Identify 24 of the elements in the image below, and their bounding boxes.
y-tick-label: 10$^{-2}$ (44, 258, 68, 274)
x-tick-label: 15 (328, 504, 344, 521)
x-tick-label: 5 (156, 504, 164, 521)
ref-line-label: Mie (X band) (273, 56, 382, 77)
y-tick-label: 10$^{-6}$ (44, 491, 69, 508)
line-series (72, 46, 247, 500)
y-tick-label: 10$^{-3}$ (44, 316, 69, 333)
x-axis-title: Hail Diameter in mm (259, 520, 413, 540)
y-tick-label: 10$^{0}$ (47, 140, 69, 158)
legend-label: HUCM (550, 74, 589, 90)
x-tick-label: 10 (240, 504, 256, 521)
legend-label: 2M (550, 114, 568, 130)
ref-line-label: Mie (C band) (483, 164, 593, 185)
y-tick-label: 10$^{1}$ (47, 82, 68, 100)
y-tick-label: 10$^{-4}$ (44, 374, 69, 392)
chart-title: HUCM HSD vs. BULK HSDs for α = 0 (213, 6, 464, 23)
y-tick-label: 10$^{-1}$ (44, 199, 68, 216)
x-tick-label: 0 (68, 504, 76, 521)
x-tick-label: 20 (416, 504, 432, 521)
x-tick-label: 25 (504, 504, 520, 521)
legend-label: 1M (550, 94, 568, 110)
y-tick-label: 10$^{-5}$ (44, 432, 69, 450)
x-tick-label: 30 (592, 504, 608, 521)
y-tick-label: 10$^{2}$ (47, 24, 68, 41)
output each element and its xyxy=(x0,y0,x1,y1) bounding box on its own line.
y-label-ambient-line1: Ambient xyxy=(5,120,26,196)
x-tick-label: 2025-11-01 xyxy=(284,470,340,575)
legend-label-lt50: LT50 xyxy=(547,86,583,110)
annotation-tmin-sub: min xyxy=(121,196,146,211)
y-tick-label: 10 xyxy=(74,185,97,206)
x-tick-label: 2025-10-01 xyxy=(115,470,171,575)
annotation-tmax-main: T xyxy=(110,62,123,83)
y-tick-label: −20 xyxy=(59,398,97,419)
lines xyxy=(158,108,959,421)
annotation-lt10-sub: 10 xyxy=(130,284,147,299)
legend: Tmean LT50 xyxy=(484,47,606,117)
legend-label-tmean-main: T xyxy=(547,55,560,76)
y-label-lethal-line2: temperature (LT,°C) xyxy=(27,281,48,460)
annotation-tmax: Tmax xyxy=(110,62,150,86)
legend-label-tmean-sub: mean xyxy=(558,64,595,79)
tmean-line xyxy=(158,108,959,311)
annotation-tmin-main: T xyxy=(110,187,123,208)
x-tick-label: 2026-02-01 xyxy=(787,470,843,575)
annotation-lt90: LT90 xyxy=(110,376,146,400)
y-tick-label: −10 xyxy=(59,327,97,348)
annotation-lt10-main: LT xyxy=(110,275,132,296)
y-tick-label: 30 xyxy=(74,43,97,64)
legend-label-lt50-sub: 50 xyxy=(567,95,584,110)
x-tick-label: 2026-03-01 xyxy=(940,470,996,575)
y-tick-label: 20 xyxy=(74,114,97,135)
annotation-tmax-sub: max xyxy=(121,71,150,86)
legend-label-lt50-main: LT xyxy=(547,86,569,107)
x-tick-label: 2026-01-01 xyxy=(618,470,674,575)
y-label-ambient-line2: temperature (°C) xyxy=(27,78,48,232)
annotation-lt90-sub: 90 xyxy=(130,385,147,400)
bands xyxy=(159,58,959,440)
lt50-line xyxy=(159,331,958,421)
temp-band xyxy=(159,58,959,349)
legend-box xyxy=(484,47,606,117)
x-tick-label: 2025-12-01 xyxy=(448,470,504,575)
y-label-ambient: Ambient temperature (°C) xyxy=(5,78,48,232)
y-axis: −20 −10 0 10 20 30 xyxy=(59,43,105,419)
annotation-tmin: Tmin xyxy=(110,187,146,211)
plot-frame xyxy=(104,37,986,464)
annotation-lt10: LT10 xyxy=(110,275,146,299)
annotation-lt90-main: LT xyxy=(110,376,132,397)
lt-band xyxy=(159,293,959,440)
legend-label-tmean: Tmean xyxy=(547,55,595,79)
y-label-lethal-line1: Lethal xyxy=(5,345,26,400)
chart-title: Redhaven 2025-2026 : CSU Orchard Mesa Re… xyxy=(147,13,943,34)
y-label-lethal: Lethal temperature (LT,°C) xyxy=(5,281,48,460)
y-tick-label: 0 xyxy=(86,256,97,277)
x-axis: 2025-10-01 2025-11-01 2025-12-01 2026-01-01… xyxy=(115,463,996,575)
.....
Required work: Pick out each line of the records above that contains the string "HUCM" and copy those lines. Case counts.

Complete answer:
legend-label: HUCM (550, 74, 589, 90)
chart-title: HUCM HSD vs. BULK HSDs for α = 0 (213, 6, 464, 23)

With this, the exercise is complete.